## Work request
Copy out each line below containing "eines".

## Material to process
Start of Block

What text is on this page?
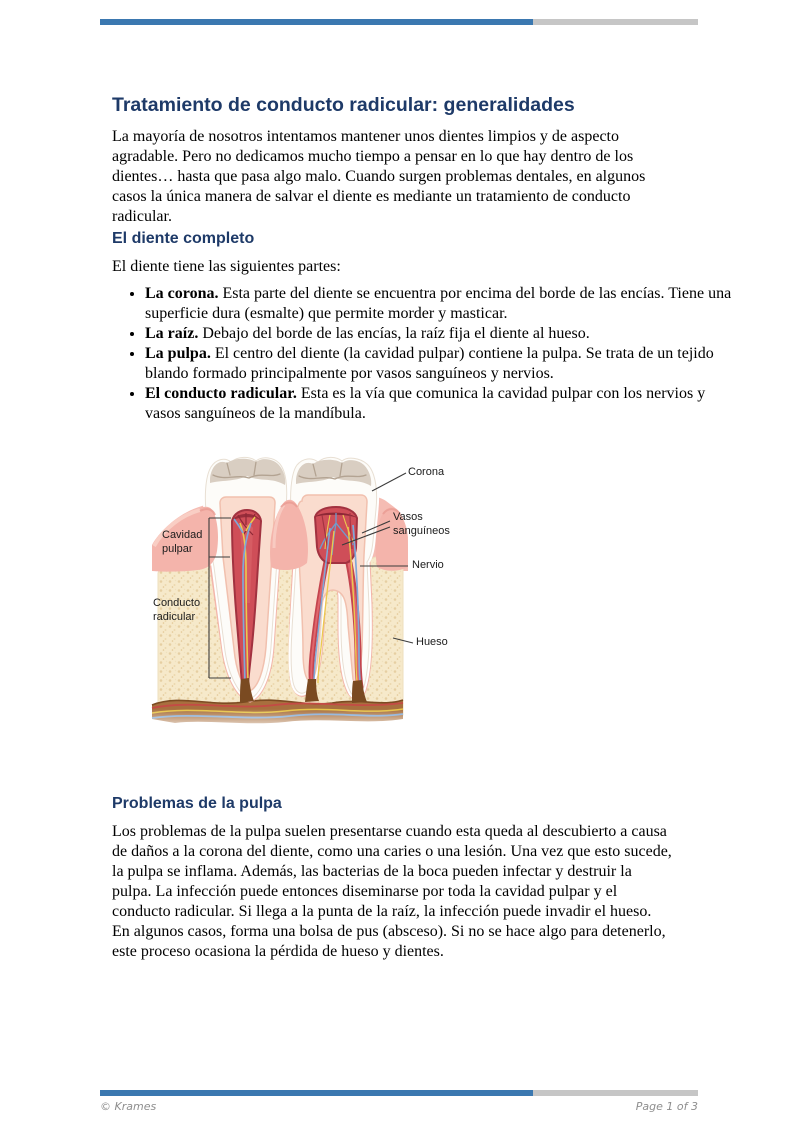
Tratamiento de conducto radicular: generalidades

La mayoría de nosotros intentamos mantener unos dientes limpios y de aspecto agradable. Pero no dedicamos mucho tiempo a pensar en lo que hay dentro de los dientes… hasta que pasa algo malo. Cuando surgen problemas dentales, en algunos casos la única manera de salvar el diente es mediante un tratamiento de conducto radicular.

El diente completo

El diente tiene las siguientes partes:

• La corona. Esta parte del diente se encuentra por encima del borde de las encías. Tiene una superficie dura (esmalte) que permite morder y masticar.
• La raíz. Debajo del borde de las encías, la raíz fija el diente al hueso.
• La pulpa. El centro del diente (la cavidad pulpar) contiene la pulpa. Se trata de un tejido blando formado principalmente por vasos sanguíneos y nervios.
• El conducto radicular. Esta es la vía que comunica la cavidad pulpar con los nervios y vasos sanguíneos de la mandíbula.
Corona
Vasos sanguíneos
Nervio
Hueso
Cavidad pulpar
Conducto radicular
Problemas de la pulpa

Los problemas de la pulpa suelen presentarse cuando esta queda al descubierto a causa de daños a la corona del diente, como una caries o una lesión. Una vez que esto sucede, la pulpa se inflama. Además, las bacterias de la boca pueden infectar y destruir la pulpa. La infección puede entonces diseminarse por toda la cavidad pulpar y el conducto radicular. Si llega a la punta de la raíz, la infección puede invadir el hueso. En algunos casos, forma una bolsa de pus (absceso). Si no se hace algo para detenerlo, este proceso ocasiona la pérdida de hueso y dientes.

© Krames	Page 1 of 3
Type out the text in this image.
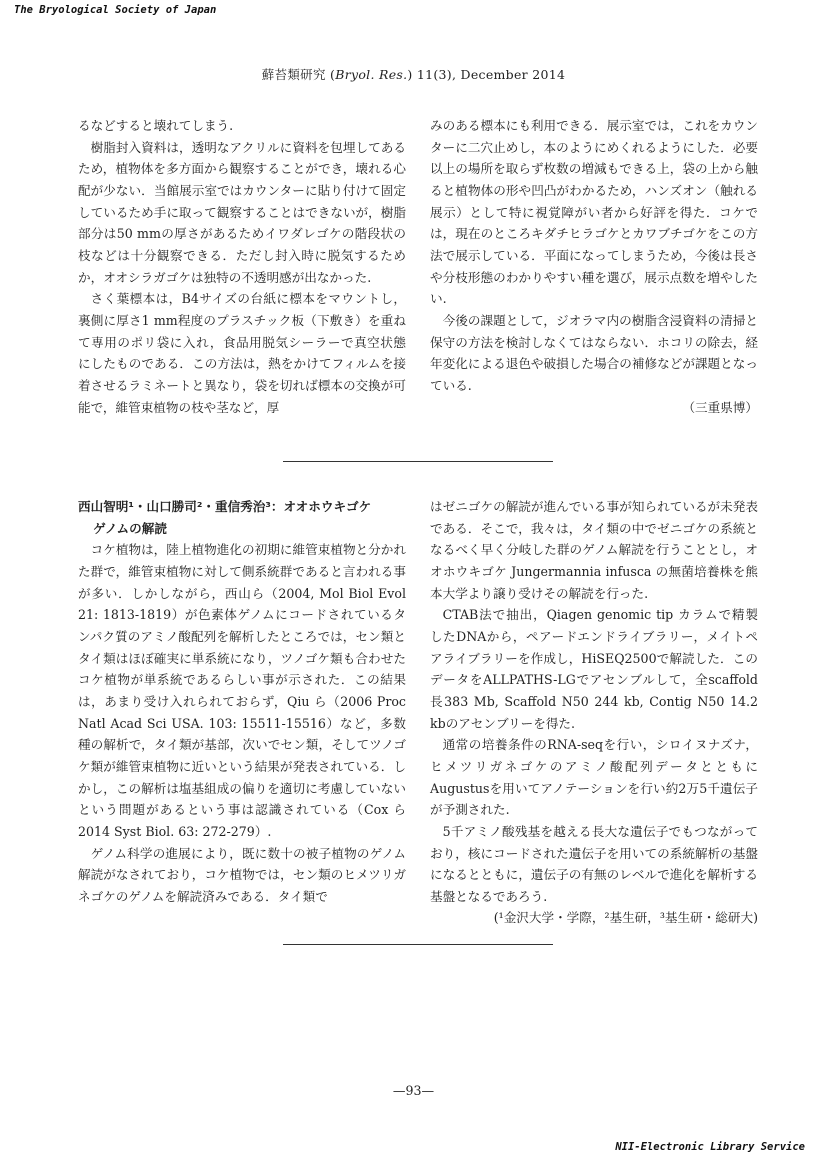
The Bryological Society of Japan
蘚苔類研究 (Bryol. Res.) 11(3), December 2014

るなどすると壊れてしまう.

樹脂封入資料は，透明なアクリルに資料を包埋してあるため，植物体を多方面から観察することができ，壊れる心配が少ない．当館展示室ではカウンターに貼り付けて固定しているため手に取って観察することはできないが，樹脂部分は50 mmの厚さがあるためイワダレゴケの階段状の枝などは十分観察できる．ただし封入時に脱気するためか，オオシラガゴケは独特の不透明感が出なかった.

さく葉標本は，B4サイズの台紙に標本をマウントし，裏側に厚さ1 mm程度のプラスチック板（下敷き）を重ねて専用のポリ袋に入れ，食品用脱気シーラーで真空状態にしたものである．この方法は，熱をかけてフィルムを接着させるラミネートと異なり，袋を切れば標本の交換が可能で，維管束植物の枝や茎など，厚

みのある標本にも利用できる．展示室では，これをカウンターに二穴止めし，本のようにめくれるようにした．必要以上の場所を取らず枚数の増減もできる上，袋の上から触ると植物体の形や凹凸がわかるため，ハンズオン（触れる展示）として特に視覚障がい者から好評を得た．コケでは，現在のところキダチヒラゴケとカワブチゴケをこの方法で展示している．平面になってしまうため，今後は長さや分枝形態のわかりやすい種を選び，展示点数を増やしたい.

今後の課題として，ジオラマ内の樹脂含浸資料の清掃と保守の方法を検討しなくてはならない．ホコリの除去，経年変化による退色や破損した場合の補修などが課題となっている.

（三重県博）

西山智明¹・山口勝司²・重信秀治³：オオホウキゴケ
ゲノムの解読

コケ植物は，陸上植物進化の初期に維管束植物と分かれた群で，維管束植物に対して側系統群であると言われる事が多い．しかしながら，西山ら（2004, Mol Biol Evol 21: 1813-1819）が色素体ゲノムにコードされているタンパク質のアミノ酸配列を解析したところでは，セン類とタイ類はほぼ確実に単系統になり，ツノゴケ類も合わせたコケ植物が単系統であるらしい事が示された．この結果は，あまり受け入れられておらず，Qiu ら（2006 Proc Natl Acad Sci USA. 103: 15511-15516）など，多数種の解析で，タイ類が基部，次いでセン類，そしてツノゴケ類が維管束植物に近いという結果が発表されている．しかし，この解析は塩基組成の偏りを適切に考慮していないという問題があるという事は認識されている（Cox ら 2014 Syst Biol. 63: 272-279）.

ゲノム科学の進展により，既に数十の被子植物のゲノム解読がなされており，コケ植物では，セン類のヒメツリガネゴケのゲノムを解読済みである．タイ類で

はゼニゴケの解読が進んでいる事が知られているが未発表である．そこで，我々は，タイ類の中でゼニゴケの系統となるべく早く分岐した群のゲノム解読を行うこととし，オオホウキゴケ Jungermannia infusca の無菌培養株を熊本大学より譲り受けその解読を行った.

CTAB法で抽出，Qiagen genomic tip カラムで精製したDNAから，ペアードエンドライブラリー，メイトペアライブラリーを作成し，HiSEQ2500で解読した．このデータをALLPATHS-LGでアセンブルして，全scaffold長383 Mb, Scaffold N50 244 kb, Contig N50 14.2 kbのアセンブリーを得た.

通常の培養条件のRNA-seqを行い，シロイヌナズナ，ヒメツリガネゴケのアミノ酸配列データとともにAugustusを用いてアノテーションを行い約2万5千遺伝子が予測された.

5千アミノ酸残基を越える長大な遺伝子でもつながっており，核にコードされた遺伝子を用いての系統解析の基盤になるとともに，遺伝子の有無のレベルで進化を解析する基盤となるであろう.

(¹金沢大学・学際，²基生研，³基生研・総研大)

—93—
NII-Electronic Library Service
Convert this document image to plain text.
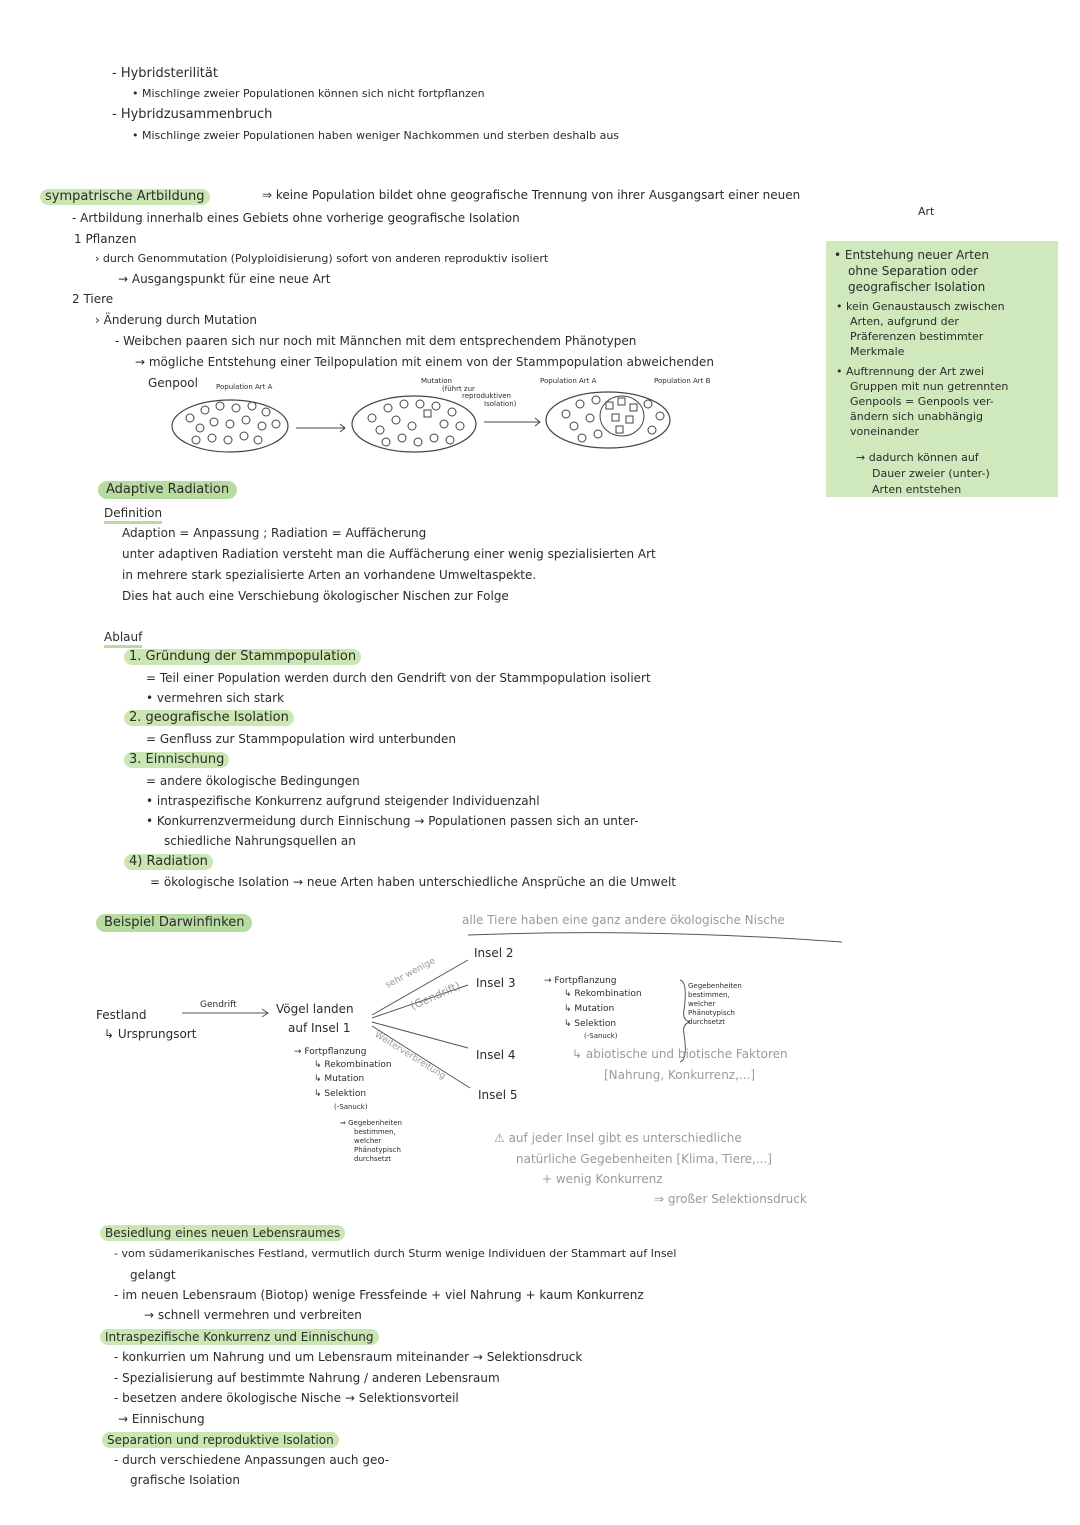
- Hybridsterilität
• Mischlinge zweier Populationen können sich nicht fortpflanzen
- Hybridzusammenbruch
• Mischlinge zweier Populationen haben weniger Nachkommen und sterben deshalb aus
sympatrische Artbildung	⇒ keine Population bildet ohne geografische Trennung von ihrer Ausgangsart einer neuen
Art
- Artbildung innerhalb eines Gebiets ohne vorherige geografische Isolation
1 Pflanzen
› durch Genommutation (Polyploidisierung) sofort von anderen reproduktiv isoliert
→ Ausgangspunkt für eine neue Art
2 Tiere
› Änderung durch Mutation
- Weibchen paaren sich nur noch mit Männchen mit dem entsprechendem Phänotypen
→ mögliche Entstehung einer Teilpopulation mit einem von der Stammpopulation abweichenden
Genpool	Population Art A
Mutation
(führt zur
reproduktiven
Isolation)
Population Art A	Population Art B
• Entstehung neuer Arten
ohne Separation oder
geografischer Isolation
• kein Genaustausch zwischen
Arten, aufgrund der
Präferenzen bestimmter
Merkmale
• Auftrennung der Art zwei
Gruppen mit nun getrennten
Genpools = Genpools ver-
ändern sich unabhängig
voneinander
→ dadurch können auf
Dauer zweier (unter-)
Arten entstehen
Adaptive Radiation
Definition
Adaption = Anpassung ; Radiation = Auffächerung
unter adaptiven Radiation versteht man die Auffächerung einer wenig spezialisierten Art
in mehrere stark spezialisierte Arten an vorhandene Umweltaspekte.
Dies hat auch eine Verschiebung ökologischer Nischen zur Folge
Ablauf
1. Gründung der Stammpopulation
= Teil einer Population werden durch den Gendrift von der Stammpopulation isoliert
• vermehren sich stark
2. geografische Isolation
= Genfluss zur Stammpopulation wird unterbunden
3. Einnischung
= andere ökologische Bedingungen
• intraspezifische Konkurrenz aufgrund steigender Individuenzahl
• Konkurrenzvermeidung durch Einnischung → Populationen passen sich an unter-
schiedliche Nahrungsquellen an
4) Radiation
= ökologische Isolation → neue Arten haben unterschiedliche Ansprüche an die Umwelt
Beispiel Darwinfinken	alle Tiere haben eine ganz andere ökologische Nische
Insel 2
Insel 3
Insel 4
Insel 5
Festland
↳ Ursprungsort
Gendrift	Vögel landen
auf Insel 1
sehr wenige
(Gendrift)
Weiterverbreitung
→ Fortpflanzung
↳ Rekombination
↳ Mutation
↳ Selektion
(-Sanuck)
⇒ Gegebenheiten
bestimmen,
welcher
Phänotypisch
durchsetzt
→ Fortpflanzung
↳ Rekombination
↳ Mutation
↳ Selektion
(-Sanuck)
Gegebenheiten
bestimmen,
welcher
Phänotypisch
durchsetzt
↳ abiotische und biotische Faktoren
[Nahrung, Konkurrenz,...]
⚠ auf jeder Insel gibt es unterschiedliche
natürliche Gegebenheiten [Klima, Tiere,...]
+ wenig Konkurrenz
⇒ großer Selektionsdruck
Besiedlung eines neuen Lebensraumes
- vom südamerikanisches Festland, vermutlich durch Sturm wenige Individuen der Stammart auf Insel
gelangt
- im neuen Lebensraum (Biotop) wenige Fressfeinde + viel Nahrung + kaum Konkurrenz
→ schnell vermehren und verbreiten
Intraspezifische Konkurrenz und Einnischung
- konkurrien um Nahrung und um Lebensraum miteinander → Selektionsdruck
- Spezialisierung auf bestimmte Nahrung / anderen Lebensraum
- besetzen andere ökologische Nische → Selektionsvorteil
→ Einnischung
Separation und reproduktive Isolation
- durch verschiedene Anpassungen auch geo-
grafische Isolation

End of Block

## Solution to this task
- Artbildung innerhalb eines Gebiets ohne vorherige geografische Isolation
Besiedlung eines neuen Lebensraumes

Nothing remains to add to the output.